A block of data
-- -- --

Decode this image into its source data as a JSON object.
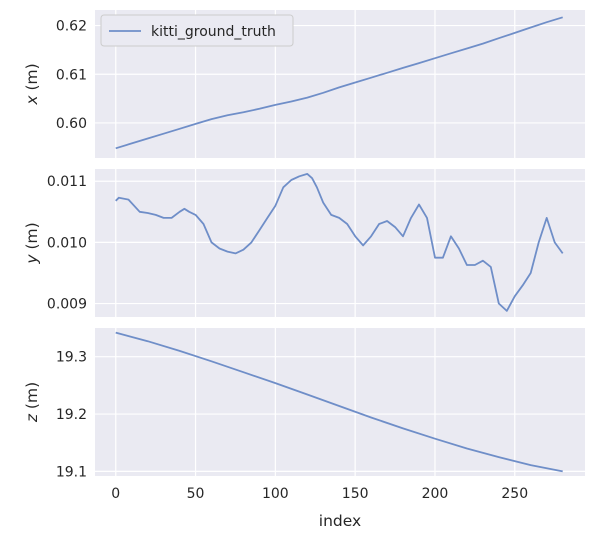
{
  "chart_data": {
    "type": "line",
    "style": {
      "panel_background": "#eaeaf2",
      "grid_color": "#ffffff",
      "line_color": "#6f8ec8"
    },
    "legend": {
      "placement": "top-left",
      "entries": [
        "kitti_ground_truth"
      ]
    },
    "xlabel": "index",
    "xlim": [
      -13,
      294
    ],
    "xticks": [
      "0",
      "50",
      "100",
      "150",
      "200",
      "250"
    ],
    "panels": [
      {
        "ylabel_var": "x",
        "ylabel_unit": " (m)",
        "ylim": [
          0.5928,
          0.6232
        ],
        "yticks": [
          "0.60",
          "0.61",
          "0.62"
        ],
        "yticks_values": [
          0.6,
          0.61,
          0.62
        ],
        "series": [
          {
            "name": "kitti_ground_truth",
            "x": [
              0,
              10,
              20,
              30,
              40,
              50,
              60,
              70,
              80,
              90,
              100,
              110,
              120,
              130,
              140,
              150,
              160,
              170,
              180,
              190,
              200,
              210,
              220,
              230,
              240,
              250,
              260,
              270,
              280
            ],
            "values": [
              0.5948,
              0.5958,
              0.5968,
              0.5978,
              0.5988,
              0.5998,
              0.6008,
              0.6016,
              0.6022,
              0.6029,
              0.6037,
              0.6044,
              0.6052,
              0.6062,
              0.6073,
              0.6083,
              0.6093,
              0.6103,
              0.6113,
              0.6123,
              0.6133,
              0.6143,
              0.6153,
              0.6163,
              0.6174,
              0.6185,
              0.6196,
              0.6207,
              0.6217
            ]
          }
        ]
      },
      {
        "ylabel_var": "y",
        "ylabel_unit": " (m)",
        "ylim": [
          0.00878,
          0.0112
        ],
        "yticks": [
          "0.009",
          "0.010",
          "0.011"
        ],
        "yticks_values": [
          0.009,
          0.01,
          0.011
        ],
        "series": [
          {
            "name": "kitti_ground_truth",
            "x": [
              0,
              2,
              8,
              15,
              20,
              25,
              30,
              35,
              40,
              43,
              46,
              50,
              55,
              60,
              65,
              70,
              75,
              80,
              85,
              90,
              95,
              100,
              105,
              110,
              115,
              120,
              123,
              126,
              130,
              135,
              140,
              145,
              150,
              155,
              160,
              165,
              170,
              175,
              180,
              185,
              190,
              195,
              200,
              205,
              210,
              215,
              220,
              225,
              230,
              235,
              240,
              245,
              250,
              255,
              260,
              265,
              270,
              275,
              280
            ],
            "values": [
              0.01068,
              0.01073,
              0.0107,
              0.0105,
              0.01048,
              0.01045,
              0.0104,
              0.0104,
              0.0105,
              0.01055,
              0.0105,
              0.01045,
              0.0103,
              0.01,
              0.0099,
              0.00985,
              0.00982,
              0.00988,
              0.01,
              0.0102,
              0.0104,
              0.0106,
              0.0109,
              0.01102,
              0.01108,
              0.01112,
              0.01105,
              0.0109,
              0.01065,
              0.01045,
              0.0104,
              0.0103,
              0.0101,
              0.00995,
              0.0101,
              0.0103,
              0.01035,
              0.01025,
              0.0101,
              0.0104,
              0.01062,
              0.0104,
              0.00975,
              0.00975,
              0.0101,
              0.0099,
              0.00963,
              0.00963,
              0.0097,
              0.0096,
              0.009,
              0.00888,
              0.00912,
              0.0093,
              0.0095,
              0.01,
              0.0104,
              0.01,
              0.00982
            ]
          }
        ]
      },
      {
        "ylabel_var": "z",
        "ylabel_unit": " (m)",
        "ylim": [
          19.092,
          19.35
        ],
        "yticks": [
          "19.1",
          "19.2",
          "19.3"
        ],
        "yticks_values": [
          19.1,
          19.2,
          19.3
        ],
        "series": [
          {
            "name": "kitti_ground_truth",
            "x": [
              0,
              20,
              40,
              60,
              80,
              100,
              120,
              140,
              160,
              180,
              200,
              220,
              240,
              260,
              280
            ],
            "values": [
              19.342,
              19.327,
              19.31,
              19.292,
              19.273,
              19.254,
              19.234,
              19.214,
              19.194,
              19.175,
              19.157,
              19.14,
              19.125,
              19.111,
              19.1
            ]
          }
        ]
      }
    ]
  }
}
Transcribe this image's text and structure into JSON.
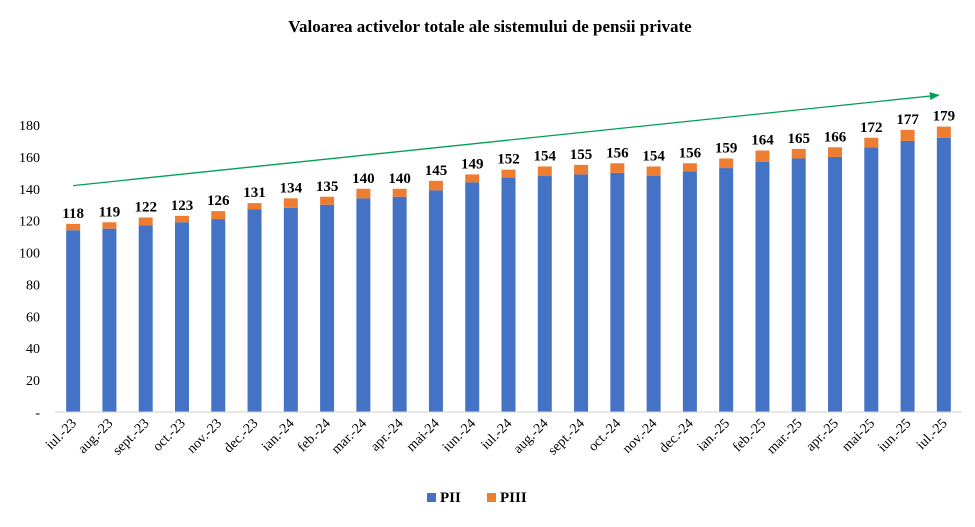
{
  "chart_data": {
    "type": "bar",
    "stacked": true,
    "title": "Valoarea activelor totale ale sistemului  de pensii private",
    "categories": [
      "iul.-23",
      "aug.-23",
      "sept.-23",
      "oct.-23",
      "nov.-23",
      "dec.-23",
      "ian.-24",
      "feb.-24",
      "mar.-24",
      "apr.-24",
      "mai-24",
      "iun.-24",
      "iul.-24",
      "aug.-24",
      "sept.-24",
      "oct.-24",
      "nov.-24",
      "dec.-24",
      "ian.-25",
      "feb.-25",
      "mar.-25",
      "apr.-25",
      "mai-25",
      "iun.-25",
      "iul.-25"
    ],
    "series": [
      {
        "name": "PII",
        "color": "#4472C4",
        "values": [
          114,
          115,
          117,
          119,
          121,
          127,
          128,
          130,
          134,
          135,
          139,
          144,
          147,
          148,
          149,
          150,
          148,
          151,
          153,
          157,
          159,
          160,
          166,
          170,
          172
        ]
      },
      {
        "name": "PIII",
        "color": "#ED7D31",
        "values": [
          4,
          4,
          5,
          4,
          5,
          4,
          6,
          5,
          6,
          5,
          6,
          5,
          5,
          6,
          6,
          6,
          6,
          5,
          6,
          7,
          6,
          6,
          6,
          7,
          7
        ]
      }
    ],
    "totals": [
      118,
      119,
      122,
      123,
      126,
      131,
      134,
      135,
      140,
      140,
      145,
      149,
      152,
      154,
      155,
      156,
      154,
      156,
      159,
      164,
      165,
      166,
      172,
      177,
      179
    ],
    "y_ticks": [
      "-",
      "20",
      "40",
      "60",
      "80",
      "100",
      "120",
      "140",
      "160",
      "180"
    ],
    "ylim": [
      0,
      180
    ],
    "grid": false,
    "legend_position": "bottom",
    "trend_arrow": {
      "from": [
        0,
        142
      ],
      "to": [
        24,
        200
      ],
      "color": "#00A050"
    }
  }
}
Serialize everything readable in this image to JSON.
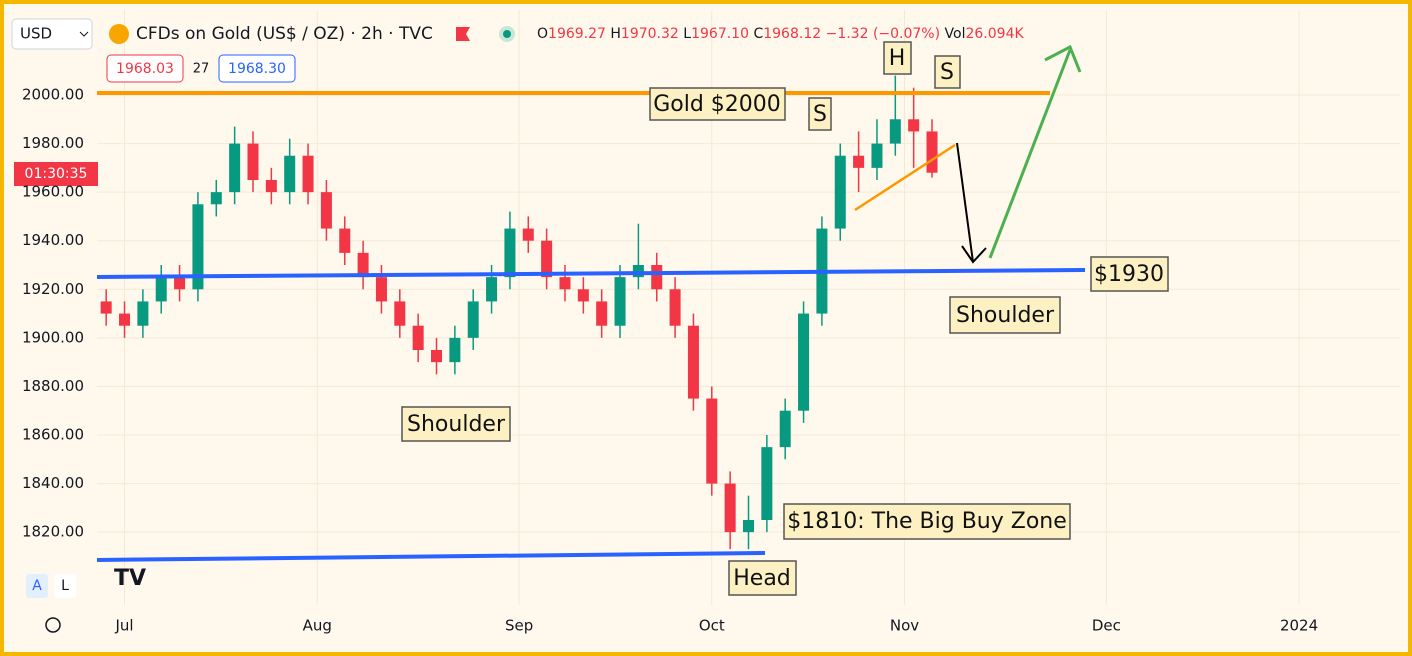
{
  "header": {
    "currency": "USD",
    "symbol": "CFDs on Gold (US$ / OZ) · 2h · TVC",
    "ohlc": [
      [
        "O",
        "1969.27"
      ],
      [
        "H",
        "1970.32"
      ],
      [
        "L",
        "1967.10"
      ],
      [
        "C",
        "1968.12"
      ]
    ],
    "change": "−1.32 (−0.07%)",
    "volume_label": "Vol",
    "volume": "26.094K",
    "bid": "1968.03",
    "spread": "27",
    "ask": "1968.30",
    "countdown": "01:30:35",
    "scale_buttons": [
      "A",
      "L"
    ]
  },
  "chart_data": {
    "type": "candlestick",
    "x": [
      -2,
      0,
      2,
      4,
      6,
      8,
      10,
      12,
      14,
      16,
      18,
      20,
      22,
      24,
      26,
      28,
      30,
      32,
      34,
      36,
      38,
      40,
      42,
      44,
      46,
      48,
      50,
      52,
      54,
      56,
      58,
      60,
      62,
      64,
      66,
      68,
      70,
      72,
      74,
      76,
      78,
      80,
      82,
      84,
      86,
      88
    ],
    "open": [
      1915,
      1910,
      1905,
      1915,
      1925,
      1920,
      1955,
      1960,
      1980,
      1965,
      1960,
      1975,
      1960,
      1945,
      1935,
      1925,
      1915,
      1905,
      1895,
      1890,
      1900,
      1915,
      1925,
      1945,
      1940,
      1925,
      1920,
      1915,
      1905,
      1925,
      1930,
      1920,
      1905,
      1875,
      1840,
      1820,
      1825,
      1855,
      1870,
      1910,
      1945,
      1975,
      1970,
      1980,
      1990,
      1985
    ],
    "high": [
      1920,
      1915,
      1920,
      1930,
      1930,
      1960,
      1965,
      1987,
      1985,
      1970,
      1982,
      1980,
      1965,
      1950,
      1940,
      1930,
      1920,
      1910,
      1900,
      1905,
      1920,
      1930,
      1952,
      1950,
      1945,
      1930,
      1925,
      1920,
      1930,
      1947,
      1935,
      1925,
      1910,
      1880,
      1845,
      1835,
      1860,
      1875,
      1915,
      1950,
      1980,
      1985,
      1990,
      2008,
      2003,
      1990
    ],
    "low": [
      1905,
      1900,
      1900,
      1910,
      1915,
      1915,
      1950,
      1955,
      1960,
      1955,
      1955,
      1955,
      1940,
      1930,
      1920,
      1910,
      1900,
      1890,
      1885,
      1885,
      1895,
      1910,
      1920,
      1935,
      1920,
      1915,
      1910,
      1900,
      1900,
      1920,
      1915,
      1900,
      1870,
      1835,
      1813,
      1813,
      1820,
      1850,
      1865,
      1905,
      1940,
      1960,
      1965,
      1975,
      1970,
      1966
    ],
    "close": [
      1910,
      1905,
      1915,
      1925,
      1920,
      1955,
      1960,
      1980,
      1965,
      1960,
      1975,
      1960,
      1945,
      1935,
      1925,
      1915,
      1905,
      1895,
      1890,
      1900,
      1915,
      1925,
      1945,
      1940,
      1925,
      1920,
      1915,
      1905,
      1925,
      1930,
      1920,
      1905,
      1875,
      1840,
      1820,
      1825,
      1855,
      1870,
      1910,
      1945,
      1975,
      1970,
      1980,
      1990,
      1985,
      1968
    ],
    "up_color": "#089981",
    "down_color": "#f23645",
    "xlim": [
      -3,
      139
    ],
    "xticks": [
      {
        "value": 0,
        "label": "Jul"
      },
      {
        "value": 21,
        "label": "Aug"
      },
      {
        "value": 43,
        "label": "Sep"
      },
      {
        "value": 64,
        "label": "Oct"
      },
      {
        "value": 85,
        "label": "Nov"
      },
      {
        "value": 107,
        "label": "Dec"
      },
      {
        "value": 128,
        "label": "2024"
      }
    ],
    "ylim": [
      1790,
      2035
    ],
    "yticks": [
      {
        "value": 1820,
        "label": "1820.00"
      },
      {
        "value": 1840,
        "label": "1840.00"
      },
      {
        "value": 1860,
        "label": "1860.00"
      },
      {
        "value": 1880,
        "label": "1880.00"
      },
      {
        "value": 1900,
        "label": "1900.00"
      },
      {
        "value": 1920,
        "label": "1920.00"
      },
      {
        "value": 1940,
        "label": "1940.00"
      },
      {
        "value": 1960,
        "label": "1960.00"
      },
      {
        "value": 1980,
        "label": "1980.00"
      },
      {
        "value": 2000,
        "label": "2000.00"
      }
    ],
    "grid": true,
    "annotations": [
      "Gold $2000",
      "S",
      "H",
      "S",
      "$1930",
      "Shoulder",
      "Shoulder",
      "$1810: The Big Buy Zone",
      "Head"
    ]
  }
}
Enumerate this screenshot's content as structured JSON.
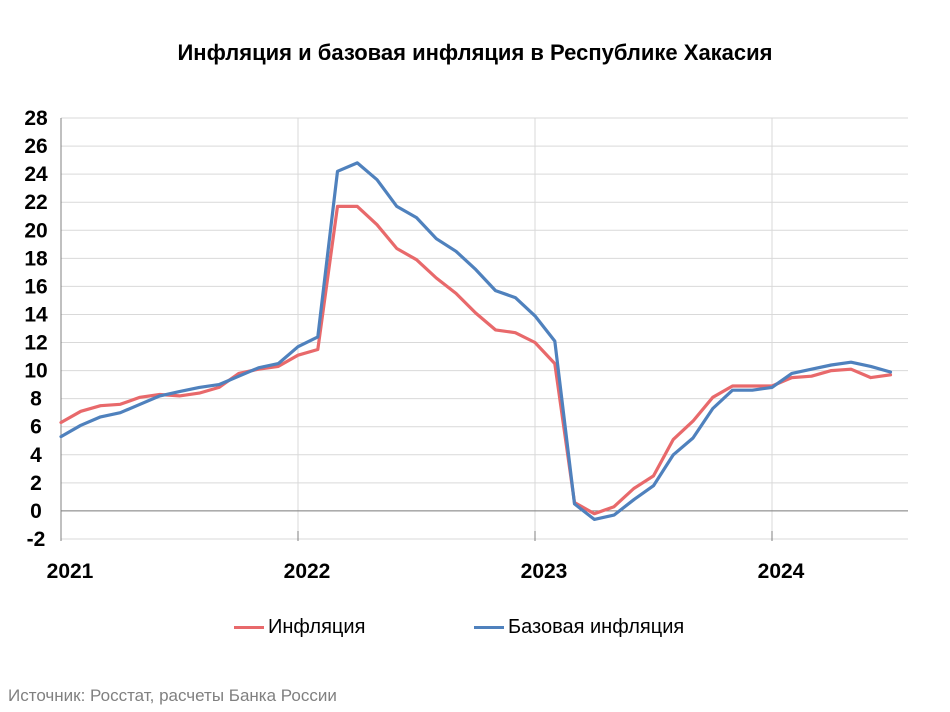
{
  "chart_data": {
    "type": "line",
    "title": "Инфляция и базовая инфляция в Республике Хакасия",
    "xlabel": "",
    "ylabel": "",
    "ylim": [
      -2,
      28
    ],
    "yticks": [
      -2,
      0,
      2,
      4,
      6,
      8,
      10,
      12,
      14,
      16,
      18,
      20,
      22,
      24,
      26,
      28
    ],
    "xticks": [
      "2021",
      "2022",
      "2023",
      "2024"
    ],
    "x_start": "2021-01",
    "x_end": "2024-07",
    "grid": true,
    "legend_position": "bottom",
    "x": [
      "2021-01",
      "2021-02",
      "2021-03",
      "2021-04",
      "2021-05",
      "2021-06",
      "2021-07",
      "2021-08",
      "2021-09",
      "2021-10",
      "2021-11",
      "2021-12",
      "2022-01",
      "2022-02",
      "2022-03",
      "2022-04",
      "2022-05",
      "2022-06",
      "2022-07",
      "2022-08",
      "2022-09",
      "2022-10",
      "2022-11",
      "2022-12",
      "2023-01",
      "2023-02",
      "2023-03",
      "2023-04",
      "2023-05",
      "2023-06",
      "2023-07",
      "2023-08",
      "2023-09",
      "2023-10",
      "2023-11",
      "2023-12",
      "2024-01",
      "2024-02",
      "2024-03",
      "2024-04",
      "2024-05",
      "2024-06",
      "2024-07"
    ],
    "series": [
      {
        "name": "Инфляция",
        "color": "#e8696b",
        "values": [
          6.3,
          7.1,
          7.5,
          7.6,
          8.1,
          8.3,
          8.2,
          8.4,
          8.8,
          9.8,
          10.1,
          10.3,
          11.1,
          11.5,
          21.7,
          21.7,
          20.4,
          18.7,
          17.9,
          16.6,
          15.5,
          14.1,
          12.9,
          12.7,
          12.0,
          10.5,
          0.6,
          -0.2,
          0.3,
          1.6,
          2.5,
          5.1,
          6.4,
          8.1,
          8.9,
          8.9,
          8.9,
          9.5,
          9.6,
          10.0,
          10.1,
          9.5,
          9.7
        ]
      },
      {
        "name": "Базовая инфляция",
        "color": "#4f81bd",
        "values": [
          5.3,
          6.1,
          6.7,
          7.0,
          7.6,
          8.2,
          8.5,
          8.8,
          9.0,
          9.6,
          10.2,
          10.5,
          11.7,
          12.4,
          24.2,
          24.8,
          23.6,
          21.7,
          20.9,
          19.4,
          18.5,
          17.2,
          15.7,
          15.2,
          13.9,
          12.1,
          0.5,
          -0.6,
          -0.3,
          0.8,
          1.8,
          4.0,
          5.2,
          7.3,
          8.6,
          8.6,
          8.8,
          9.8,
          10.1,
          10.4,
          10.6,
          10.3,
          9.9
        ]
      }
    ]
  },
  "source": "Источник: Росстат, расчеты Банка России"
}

-- -- --

> GOAL
Check each line of the entries for the string "into". Copy the lines that have it.

> RESULT BELOW
Decode this image into its source data as a JSON object.
Transcribe this image's text and structure into JSON.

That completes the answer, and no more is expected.